> _SET EXERCISE_: Provide an exact reproduction of every entry.

#### DATA FOR THIS EXERCISE ####

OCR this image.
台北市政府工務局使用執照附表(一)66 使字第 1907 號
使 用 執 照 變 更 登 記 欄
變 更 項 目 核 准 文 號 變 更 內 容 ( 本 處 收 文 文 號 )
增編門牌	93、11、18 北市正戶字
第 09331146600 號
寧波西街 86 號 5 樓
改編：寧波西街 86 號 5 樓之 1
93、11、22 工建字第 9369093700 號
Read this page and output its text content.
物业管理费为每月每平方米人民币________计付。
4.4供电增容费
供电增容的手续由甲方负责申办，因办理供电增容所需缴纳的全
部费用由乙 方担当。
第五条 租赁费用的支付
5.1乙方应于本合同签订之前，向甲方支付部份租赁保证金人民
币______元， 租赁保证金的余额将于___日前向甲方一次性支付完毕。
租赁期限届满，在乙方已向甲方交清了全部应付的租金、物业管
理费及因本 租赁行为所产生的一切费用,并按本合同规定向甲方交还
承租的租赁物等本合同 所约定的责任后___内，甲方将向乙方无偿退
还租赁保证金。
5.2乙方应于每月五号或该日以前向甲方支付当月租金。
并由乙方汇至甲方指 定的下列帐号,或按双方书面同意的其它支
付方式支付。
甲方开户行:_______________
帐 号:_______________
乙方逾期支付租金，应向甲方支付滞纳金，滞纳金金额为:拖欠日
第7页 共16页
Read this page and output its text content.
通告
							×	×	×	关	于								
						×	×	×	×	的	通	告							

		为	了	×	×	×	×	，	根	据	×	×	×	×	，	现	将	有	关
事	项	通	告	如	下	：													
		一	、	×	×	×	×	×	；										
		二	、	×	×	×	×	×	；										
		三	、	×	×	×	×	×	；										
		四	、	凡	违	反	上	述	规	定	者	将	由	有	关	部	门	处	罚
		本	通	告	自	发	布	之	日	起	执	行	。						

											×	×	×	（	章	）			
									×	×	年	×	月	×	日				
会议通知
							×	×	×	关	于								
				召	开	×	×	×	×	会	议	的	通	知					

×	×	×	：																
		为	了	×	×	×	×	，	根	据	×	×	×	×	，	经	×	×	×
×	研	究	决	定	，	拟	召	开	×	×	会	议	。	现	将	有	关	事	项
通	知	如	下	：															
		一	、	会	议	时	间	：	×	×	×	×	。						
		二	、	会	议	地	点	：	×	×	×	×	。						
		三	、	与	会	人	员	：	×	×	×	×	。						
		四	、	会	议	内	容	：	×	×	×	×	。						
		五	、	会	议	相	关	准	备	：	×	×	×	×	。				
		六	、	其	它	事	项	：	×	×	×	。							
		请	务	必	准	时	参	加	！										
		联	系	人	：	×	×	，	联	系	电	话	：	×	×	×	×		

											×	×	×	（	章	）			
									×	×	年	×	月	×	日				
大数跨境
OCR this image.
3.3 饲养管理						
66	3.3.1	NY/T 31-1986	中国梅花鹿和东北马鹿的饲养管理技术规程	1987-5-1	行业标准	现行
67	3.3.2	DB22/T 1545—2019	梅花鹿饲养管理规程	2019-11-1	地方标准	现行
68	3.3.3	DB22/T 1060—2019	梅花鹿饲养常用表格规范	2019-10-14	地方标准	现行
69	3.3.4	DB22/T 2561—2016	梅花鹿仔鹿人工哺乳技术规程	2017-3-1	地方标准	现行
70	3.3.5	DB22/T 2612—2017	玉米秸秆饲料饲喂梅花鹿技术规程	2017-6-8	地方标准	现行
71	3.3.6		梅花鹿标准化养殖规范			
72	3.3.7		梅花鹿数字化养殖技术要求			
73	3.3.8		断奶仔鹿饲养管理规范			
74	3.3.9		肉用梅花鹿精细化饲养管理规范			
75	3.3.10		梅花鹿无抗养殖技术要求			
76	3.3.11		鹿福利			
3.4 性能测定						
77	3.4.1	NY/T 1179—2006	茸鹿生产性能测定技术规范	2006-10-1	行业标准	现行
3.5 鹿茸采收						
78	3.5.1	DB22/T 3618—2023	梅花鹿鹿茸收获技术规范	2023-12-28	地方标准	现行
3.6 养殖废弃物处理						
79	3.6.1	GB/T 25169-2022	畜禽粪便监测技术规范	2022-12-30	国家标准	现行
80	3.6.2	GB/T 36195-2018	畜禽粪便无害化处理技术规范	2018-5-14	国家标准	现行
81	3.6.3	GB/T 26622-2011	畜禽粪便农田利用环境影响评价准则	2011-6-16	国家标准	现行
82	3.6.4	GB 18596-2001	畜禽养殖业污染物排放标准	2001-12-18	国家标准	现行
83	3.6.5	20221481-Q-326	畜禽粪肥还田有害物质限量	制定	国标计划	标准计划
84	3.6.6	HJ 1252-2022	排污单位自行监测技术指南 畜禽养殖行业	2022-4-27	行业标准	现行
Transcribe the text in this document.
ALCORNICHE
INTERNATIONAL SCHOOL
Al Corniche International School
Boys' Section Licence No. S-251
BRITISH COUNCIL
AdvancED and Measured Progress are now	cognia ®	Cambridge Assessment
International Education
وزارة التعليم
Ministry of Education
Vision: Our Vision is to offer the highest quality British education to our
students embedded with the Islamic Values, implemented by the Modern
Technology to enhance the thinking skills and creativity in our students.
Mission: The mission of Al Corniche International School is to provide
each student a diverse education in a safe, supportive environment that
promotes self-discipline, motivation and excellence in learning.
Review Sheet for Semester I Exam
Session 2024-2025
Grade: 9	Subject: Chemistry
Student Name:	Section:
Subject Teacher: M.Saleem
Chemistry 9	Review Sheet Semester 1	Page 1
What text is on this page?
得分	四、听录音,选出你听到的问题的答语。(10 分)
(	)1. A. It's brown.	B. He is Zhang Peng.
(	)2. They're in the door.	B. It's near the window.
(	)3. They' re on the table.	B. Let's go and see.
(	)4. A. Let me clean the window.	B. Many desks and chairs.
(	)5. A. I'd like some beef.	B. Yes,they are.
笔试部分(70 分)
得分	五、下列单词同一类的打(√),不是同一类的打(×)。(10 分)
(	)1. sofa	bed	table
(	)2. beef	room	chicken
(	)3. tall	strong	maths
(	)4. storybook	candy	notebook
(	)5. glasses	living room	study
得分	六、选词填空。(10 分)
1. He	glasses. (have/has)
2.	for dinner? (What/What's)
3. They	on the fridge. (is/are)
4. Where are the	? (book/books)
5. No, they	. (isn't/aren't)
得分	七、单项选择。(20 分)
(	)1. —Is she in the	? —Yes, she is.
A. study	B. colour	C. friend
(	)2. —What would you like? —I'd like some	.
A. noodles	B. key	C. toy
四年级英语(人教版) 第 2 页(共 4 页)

####

> _ANSWER TO THE TASK_:
OCR this image.
台北市政府工務局使用執照附表(一)66 使字第 1907 號
使 用 執 照 變 更 登 記 欄
變 更 項 目 核 准 文 號 變 更 內 容 ( 本 處 收 文 文 號 )
增編門牌	93、11、18 北市正戶字
第 09331146600 號
寧波西街 86 號 5 樓
改編：寧波西街 86 號 5 樓之 1
93、11、22 工建字第 9369093700 號
Read this page and output its text content.
物业管理费为每月每平方米人民币________计付。
4.4供电增容费
供电增容的手续由甲方负责申办，因办理供电增容所需缴纳的全
部费用由乙 方担当。
第五条 租赁费用的支付
5.1乙方应于本合同签订之前，向甲方支付部份租赁保证金人民
币______元， 租赁保证金的余额将于___日前向甲方一次性支付完毕。
租赁期限届满，在乙方已向甲方交清了全部应付的租金、物业管
理费及因本 租赁行为所产生的一切费用,并按本合同规定向甲方交还
承租的租赁物等本合同 所约定的责任后___内，甲方将向乙方无偿退
还租赁保证金。
5.2乙方应于每月五号或该日以前向甲方支付当月租金。
并由乙方汇至甲方指 定的下列帐号,或按双方书面同意的其它支
付方式支付。
甲方开户行:_______________
帐 号:_______________
乙方逾期支付租金，应向甲方支付滞纳金，滞纳金金额为:拖欠日
第7页 共16页
Read this page and output its text content.
通告
							×	×	×	关	于								
						×	×	×	×	的	通	告							

		为	了	×	×	×	×	，	根	据	×	×	×	×	，	现	将	有	关
事	项	通	告	如	下	：													
		一	、	×	×	×	×	×	；										
		二	、	×	×	×	×	×	；										
		三	、	×	×	×	×	×	；										
		四	、	凡	违	反	上	述	规	定	者	将	由	有	关	部	门	处	罚
		本	通	告	自	发	布	之	日	起	执	行	。						

											×	×	×	（	章	）			
									×	×	年	×	月	×	日				
会议通知
							×	×	×	关	于								
				召	开	×	×	×	×	会	议	的	通	知					

×	×	×	：																
		为	了	×	×	×	×	，	根	据	×	×	×	×	，	经	×	×	×
×	研	究	决	定	，	拟	召	开	×	×	会	议	。	现	将	有	关	事	项
通	知	如	下	：															
		一	、	会	议	时	间	：	×	×	×	×	。						
		二	、	会	议	地	点	：	×	×	×	×	。						
		三	、	与	会	人	员	：	×	×	×	×	。						
		四	、	会	议	内	容	：	×	×	×	×	。						
		五	、	会	议	相	关	准	备	：	×	×	×	×	。				
		六	、	其	它	事	项	：	×	×	×	。							
		请	务	必	准	时	参	加	！										
		联	系	人	：	×	×	，	联	系	电	话	：	×	×	×	×		

											×	×	×	（	章	）			
									×	×	年	×	月	×	日				
大数跨境
OCR this image.
3.3 饲养管理						
66	3.3.1	NY/T 31-1986	中国梅花鹿和东北马鹿的饲养管理技术规程	1987-5-1	行业标准	现行
67	3.3.2	DB22/T 1545—2019	梅花鹿饲养管理规程	2019-11-1	地方标准	现行
68	3.3.3	DB22/T 1060—2019	梅花鹿饲养常用表格规范	2019-10-14	地方标准	现行
69	3.3.4	DB22/T 2561—2016	梅花鹿仔鹿人工哺乳技术规程	2017-3-1	地方标准	现行
70	3.3.5	DB22/T 2612—2017	玉米秸秆饲料饲喂梅花鹿技术规程	2017-6-8	地方标准	现行
71	3.3.6		梅花鹿标准化养殖规范			
72	3.3.7		梅花鹿数字化养殖技术要求			
73	3.3.8		断奶仔鹿饲养管理规范			
74	3.3.9		肉用梅花鹿精细化饲养管理规范			
75	3.3.10		梅花鹿无抗养殖技术要求			
76	3.3.11		鹿福利			
3.4 性能测定						
77	3.4.1	NY/T 1179—2006	茸鹿生产性能测定技术规范	2006-10-1	行业标准	现行
3.5 鹿茸采收						
78	3.5.1	DB22/T 3618—2023	梅花鹿鹿茸收获技术规范	2023-12-28	地方标准	现行
3.6 养殖废弃物处理						
79	3.6.1	GB/T 25169-2022	畜禽粪便监测技术规范	2022-12-30	国家标准	现行
80	3.6.2	GB/T 36195-2018	畜禽粪便无害化处理技术规范	2018-5-14	国家标准	现行
81	3.6.3	GB/T 26622-2011	畜禽粪便农田利用环境影响评价准则	2011-6-16	国家标准	现行
82	3.6.4	GB 18596-2001	畜禽养殖业污染物排放标准	2001-12-18	国家标准	现行
83	3.6.5	20221481-Q-326	畜禽粪肥还田有害物质限量	制定	国标计划	标准计划
84	3.6.6	HJ 1252-2022	排污单位自行监测技术指南 畜禽养殖行业	2022-4-27	行业标准	现行
Transcribe the text in this document.
ALCORNICHE
INTERNATIONAL SCHOOL
Al Corniche International School
Boys' Section Licence No. S-251
BRITISH COUNCIL
AdvancED and Measured Progress are now	cognia ®	Cambridge Assessment
International Education
وزارة التعليم
Ministry of Education
Vision: Our Vision is to offer the highest quality British education to our
students embedded with the Islamic Values, implemented by the Modern
Technology to enhance the thinking skills and creativity in our students.
Mission: The mission of Al Corniche International School is to provide
each student a diverse education in a safe, supportive environment that
promotes self-discipline, motivation and excellence in learning.
Review Sheet for Semester I Exam
Session 2024-2025
Grade: 9	Subject: Chemistry
Student Name:	Section:
Subject Teacher: M.Saleem
Chemistry 9	Review Sheet Semester 1	Page 1
What text is on this page?
得分	四、听录音,选出你听到的问题的答语。(10 分)
(	)1. A. It's brown.	B. He is Zhang Peng.
(	)2. They're in the door.	B. It's near the window.
(	)3. They' re on the table.	B. Let's go and see.
(	)4. A. Let me clean the window.	B. Many desks and chairs.
(	)5. A. I'd like some beef.	B. Yes,they are.
笔试部分(70 分)
得分	五、下列单词同一类的打(√),不是同一类的打(×)。(10 分)
(	)1. sofa	bed	table
(	)2. beef	room	chicken
(	)3. tall	strong	maths
(	)4. storybook	candy	notebook
(	)5. glasses	living room	study
得分	六、选词填空。(10 分)
1. He	glasses. (have/has)
2.	for dinner? (What/What's)
3. They	on the fridge. (is/are)
4. Where are the	? (book/books)
5. No, they	. (isn't/aren't)
得分	七、单项选择。(20 分)
(	)1. —Is she in the	? —Yes, she is.
A. study	B. colour	C. friend
(	)2. —What would you like? —I'd like some	.
A. noodles	B. key	C. toy
四年级英语(人教版) 第 2 页(共 4 页)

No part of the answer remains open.